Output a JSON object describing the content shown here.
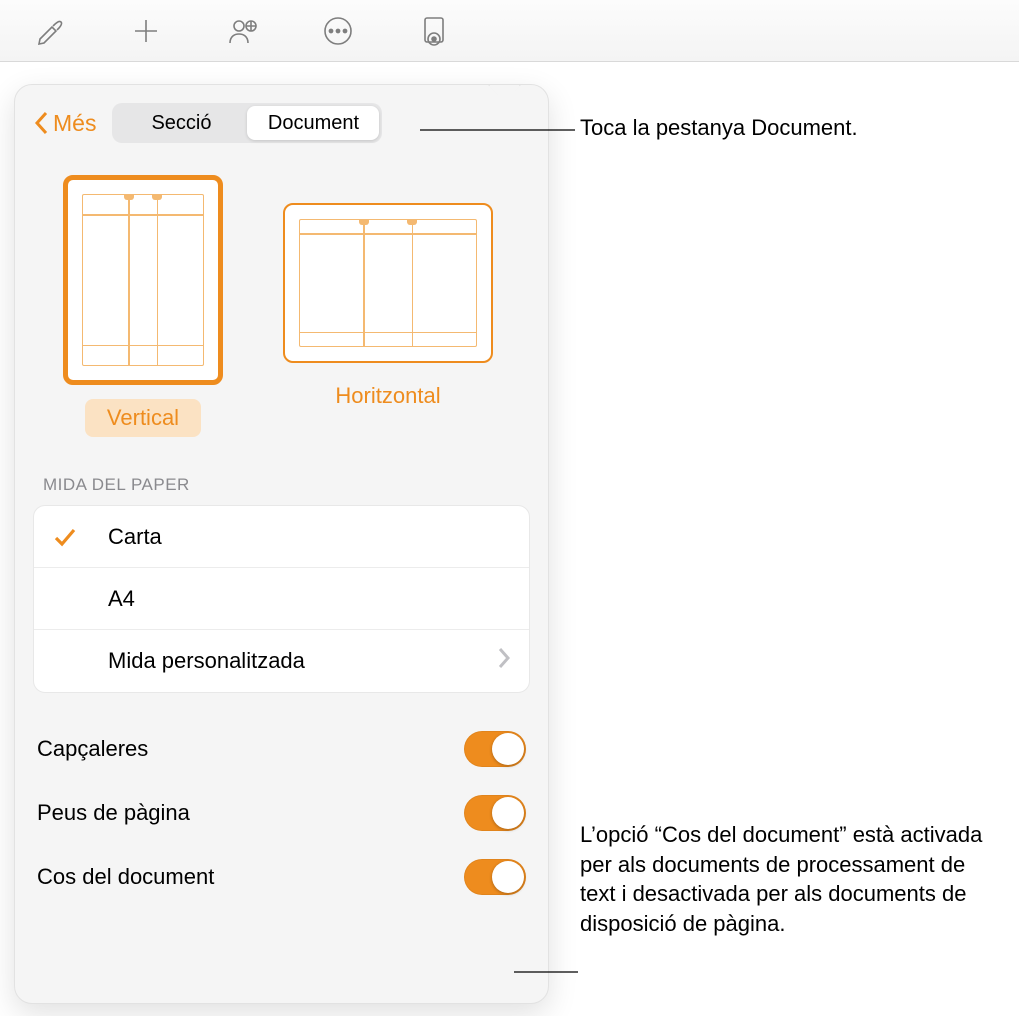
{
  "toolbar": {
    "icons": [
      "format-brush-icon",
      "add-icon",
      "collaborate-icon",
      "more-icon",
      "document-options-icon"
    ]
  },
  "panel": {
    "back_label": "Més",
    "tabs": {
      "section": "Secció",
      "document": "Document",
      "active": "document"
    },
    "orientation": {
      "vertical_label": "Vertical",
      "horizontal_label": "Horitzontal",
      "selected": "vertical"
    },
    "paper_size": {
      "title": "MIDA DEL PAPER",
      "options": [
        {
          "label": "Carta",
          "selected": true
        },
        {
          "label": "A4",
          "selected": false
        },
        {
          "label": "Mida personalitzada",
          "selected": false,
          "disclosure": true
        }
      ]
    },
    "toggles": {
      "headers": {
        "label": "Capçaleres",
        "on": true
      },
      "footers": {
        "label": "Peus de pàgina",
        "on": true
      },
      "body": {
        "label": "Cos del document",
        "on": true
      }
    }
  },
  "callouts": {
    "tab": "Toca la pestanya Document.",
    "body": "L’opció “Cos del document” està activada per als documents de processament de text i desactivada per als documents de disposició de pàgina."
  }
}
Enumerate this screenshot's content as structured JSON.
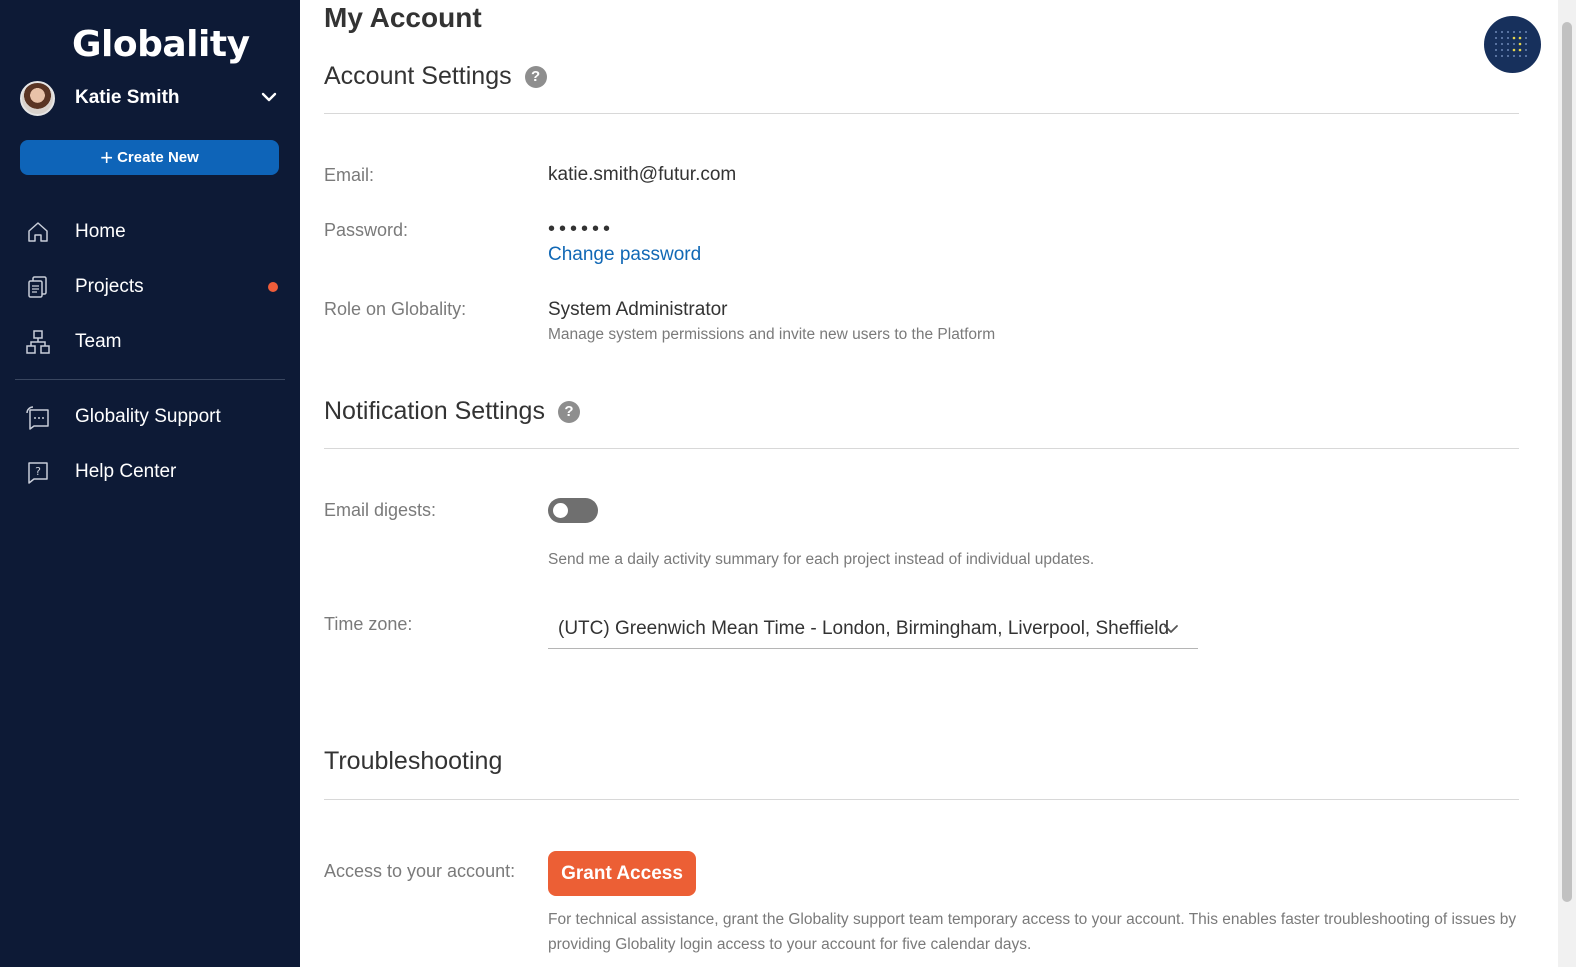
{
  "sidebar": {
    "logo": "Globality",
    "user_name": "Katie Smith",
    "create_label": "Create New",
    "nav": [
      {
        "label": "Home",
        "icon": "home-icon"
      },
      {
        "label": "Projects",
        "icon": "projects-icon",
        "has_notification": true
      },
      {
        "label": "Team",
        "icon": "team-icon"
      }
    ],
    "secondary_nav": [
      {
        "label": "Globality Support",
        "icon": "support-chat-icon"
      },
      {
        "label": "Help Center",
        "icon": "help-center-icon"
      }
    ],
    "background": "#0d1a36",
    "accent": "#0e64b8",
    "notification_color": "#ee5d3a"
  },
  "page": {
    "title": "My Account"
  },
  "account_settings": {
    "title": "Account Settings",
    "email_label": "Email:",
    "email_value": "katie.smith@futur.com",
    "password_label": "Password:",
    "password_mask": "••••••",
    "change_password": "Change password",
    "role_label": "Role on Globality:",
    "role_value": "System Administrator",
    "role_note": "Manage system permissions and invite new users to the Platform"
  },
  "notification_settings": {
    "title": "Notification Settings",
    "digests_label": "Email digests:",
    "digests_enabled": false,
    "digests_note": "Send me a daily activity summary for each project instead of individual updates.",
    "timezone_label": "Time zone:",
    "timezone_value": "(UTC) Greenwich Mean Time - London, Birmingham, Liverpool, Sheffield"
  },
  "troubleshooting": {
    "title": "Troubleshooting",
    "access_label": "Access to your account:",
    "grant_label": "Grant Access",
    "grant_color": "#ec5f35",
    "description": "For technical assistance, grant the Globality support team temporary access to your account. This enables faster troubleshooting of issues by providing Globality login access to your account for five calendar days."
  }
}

-=-=-=-=-

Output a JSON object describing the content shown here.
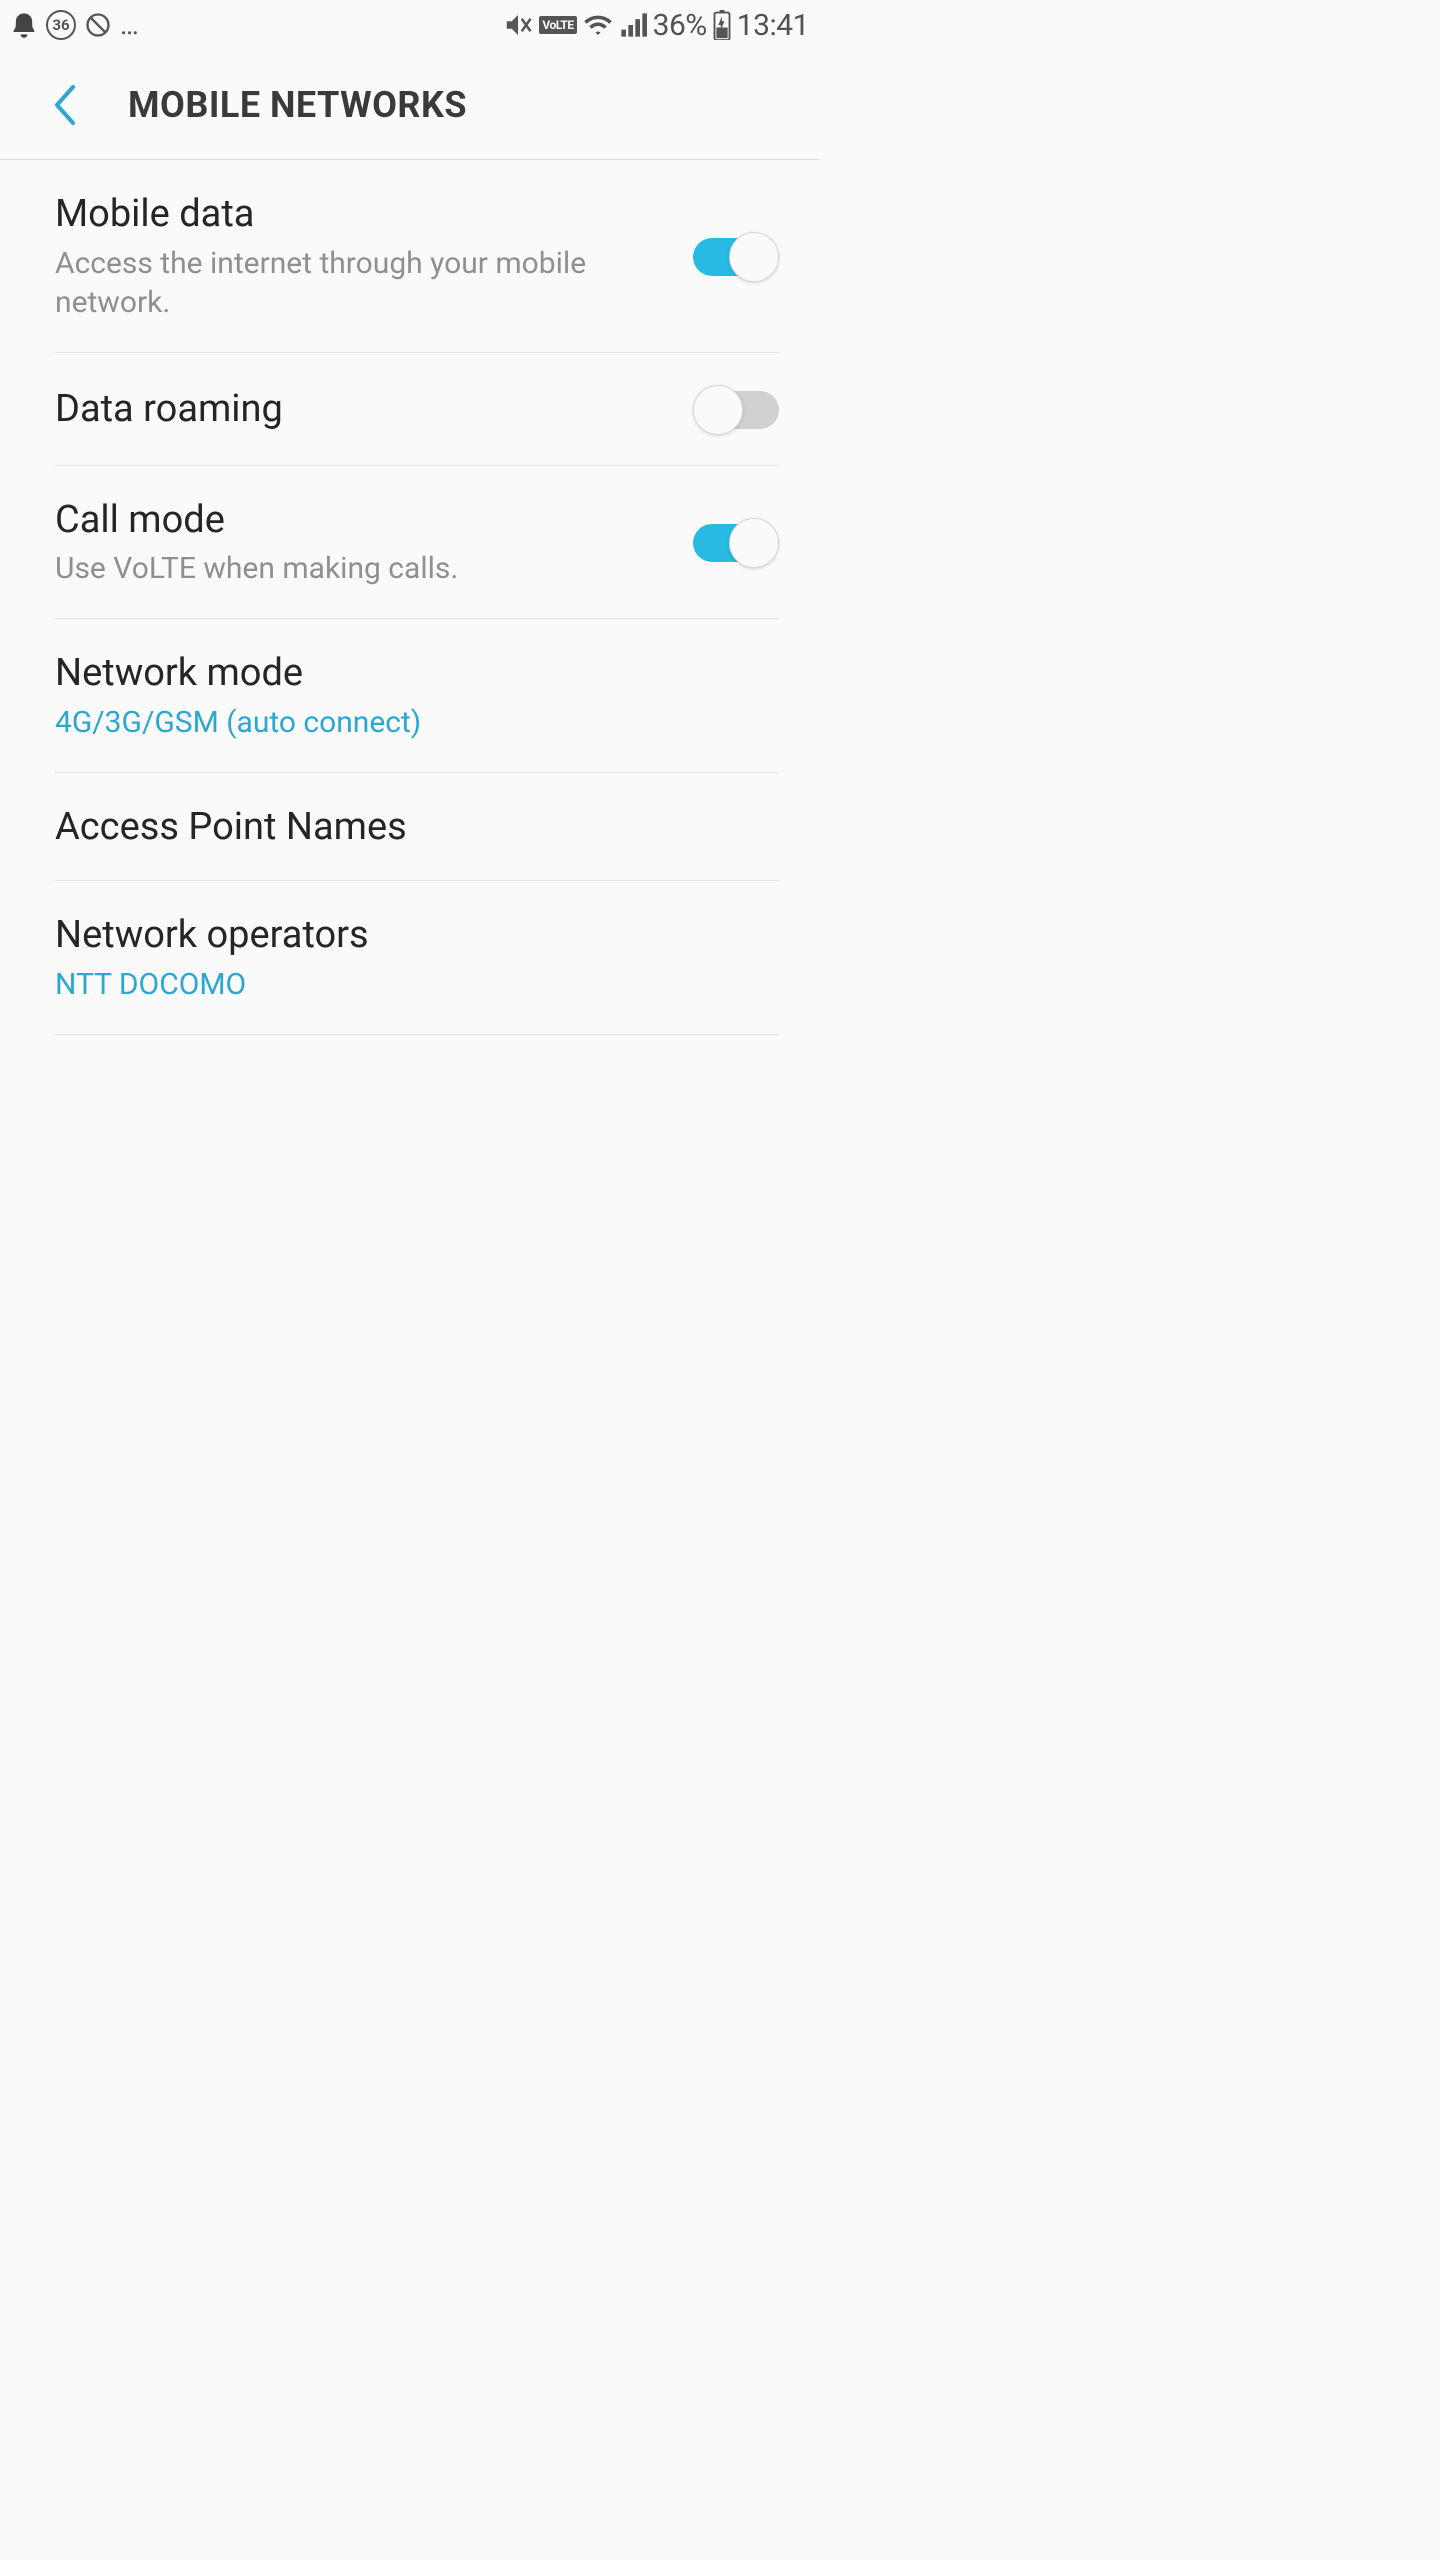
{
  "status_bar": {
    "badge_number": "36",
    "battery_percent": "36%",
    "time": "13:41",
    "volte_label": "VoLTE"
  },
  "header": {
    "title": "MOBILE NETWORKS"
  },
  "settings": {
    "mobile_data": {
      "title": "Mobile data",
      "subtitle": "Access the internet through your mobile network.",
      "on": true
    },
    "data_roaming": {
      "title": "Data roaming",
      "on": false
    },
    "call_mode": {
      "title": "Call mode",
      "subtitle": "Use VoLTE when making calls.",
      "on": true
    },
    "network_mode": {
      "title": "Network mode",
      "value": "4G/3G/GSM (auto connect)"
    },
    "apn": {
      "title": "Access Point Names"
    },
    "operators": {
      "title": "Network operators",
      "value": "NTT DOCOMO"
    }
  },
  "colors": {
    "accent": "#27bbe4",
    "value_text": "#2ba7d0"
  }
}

-=-=-=-=-

Scan the data for the word "body" and copy every line where it shows up.

§ The reply:
      "body": {
    "body": "L’opció “Cos del document” està activada per als documents de processament de text i desactivada per als documents de disposició de pàgina."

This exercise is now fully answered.